[BEGIN INPUT RECORDS]

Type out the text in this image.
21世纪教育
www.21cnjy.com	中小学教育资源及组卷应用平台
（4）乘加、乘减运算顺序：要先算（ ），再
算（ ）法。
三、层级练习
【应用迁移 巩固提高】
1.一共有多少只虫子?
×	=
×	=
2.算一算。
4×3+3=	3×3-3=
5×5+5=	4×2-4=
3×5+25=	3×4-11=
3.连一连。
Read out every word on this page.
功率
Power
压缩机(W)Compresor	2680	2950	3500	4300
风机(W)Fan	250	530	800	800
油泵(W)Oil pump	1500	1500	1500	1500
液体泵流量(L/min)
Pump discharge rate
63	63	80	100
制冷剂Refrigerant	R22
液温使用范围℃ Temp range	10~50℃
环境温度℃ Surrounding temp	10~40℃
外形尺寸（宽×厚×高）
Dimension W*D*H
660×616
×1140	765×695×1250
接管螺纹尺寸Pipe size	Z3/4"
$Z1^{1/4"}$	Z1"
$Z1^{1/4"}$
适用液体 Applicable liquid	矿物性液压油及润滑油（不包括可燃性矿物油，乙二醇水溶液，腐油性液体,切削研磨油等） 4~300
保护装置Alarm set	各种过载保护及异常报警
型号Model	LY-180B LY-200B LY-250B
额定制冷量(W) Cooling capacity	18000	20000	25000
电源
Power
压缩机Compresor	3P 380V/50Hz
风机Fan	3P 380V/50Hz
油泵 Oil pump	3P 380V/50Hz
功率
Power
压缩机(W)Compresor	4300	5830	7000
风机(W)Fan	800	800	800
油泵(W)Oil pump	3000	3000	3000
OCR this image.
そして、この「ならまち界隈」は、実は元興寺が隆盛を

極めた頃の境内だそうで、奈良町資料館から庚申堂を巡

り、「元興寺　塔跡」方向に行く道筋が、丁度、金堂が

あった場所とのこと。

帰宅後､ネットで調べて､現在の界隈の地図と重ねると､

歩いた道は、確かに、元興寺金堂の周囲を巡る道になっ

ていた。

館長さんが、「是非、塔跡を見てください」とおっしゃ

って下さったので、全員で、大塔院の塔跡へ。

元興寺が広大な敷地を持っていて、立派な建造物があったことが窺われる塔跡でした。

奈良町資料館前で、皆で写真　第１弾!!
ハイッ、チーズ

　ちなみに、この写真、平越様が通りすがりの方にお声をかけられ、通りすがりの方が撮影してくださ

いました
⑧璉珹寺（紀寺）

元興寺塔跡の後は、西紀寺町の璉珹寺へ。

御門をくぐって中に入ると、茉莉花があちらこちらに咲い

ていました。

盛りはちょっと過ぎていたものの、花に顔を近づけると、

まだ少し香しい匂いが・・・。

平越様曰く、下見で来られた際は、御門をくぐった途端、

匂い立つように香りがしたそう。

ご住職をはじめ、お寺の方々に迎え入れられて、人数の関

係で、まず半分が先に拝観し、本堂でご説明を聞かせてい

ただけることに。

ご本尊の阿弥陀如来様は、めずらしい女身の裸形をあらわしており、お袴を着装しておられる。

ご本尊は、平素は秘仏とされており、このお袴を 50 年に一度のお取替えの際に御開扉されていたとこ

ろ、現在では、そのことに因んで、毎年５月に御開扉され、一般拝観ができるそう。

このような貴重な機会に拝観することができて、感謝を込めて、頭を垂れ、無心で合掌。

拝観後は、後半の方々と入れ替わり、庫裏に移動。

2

[END INPUT RECORDS]

GIVEN PROBLEM
Above are the records; copy all of them exactly.

COMPLETED TASK
Type out the text in this image.
21世纪教育
www.21cnjy.com	中小学教育资源及组卷应用平台
（4）乘加、乘减运算顺序：要先算（ ），再
算（ ）法。
三、层级练习
【应用迁移 巩固提高】
1.一共有多少只虫子?
×	=
×	=
2.算一算。
4×3+3=	3×3-3=
5×5+5=	4×2-4=
3×5+25=	3×4-11=
3.连一连。
Read out every word on this page.
功率
Power
压缩机(W)Compresor	2680	2950	3500	4300
风机(W)Fan	250	530	800	800
油泵(W)Oil pump	1500	1500	1500	1500
液体泵流量(L/min)
Pump discharge rate
63	63	80	100
制冷剂Refrigerant	R22
液温使用范围℃ Temp range	10~50℃
环境温度℃ Surrounding temp	10~40℃
外形尺寸（宽×厚×高）
Dimension W*D*H
660×616
×1140	765×695×1250
接管螺纹尺寸Pipe size	Z3/4"
$Z1^{1/4"}$	Z1"
$Z1^{1/4"}$
适用液体 Applicable liquid	矿物性液压油及润滑油（不包括可燃性矿物油，乙二醇水溶液，腐油性液体,切削研磨油等） 4~300
保护装置Alarm set	各种过载保护及异常报警
型号Model	LY-180B LY-200B LY-250B
额定制冷量(W) Cooling capacity	18000	20000	25000
电源
Power
压缩机Compresor	3P 380V/50Hz
风机Fan	3P 380V/50Hz
油泵 Oil pump	3P 380V/50Hz
功率
Power
压缩机(W)Compresor	4300	5830	7000
风机(W)Fan	800	800	800
油泵(W)Oil pump	3000	3000	3000
OCR this image.
そして、この「ならまち界隈」は、実は元興寺が隆盛を

極めた頃の境内だそうで、奈良町資料館から庚申堂を巡

り、「元興寺　塔跡」方向に行く道筋が、丁度、金堂が

あった場所とのこと。

帰宅後､ネットで調べて､現在の界隈の地図と重ねると､

歩いた道は、確かに、元興寺金堂の周囲を巡る道になっ

ていた。

館長さんが、「是非、塔跡を見てください」とおっしゃ

って下さったので、全員で、大塔院の塔跡へ。

元興寺が広大な敷地を持っていて、立派な建造物があったことが窺われる塔跡でした。

奈良町資料館前で、皆で写真　第１弾!!
ハイッ、チーズ

　ちなみに、この写真、平越様が通りすがりの方にお声をかけられ、通りすがりの方が撮影してくださ

いました
⑧璉珹寺（紀寺）

元興寺塔跡の後は、西紀寺町の璉珹寺へ。

御門をくぐって中に入ると、茉莉花があちらこちらに咲い

ていました。

盛りはちょっと過ぎていたものの、花に顔を近づけると、

まだ少し香しい匂いが・・・。

平越様曰く、下見で来られた際は、御門をくぐった途端、

匂い立つように香りがしたそう。

ご住職をはじめ、お寺の方々に迎え入れられて、人数の関

係で、まず半分が先に拝観し、本堂でご説明を聞かせてい

ただけることに。

ご本尊の阿弥陀如来様は、めずらしい女身の裸形をあらわしており、お袴を着装しておられる。

ご本尊は、平素は秘仏とされており、このお袴を 50 年に一度のお取替えの際に御開扉されていたとこ

ろ、現在では、そのことに因んで、毎年５月に御開扉され、一般拝観ができるそう。

このような貴重な機会に拝観することができて、感謝を込めて、頭を垂れ、無心で合掌。

拝観後は、後半の方々と入れ替わり、庫裏に移動。

2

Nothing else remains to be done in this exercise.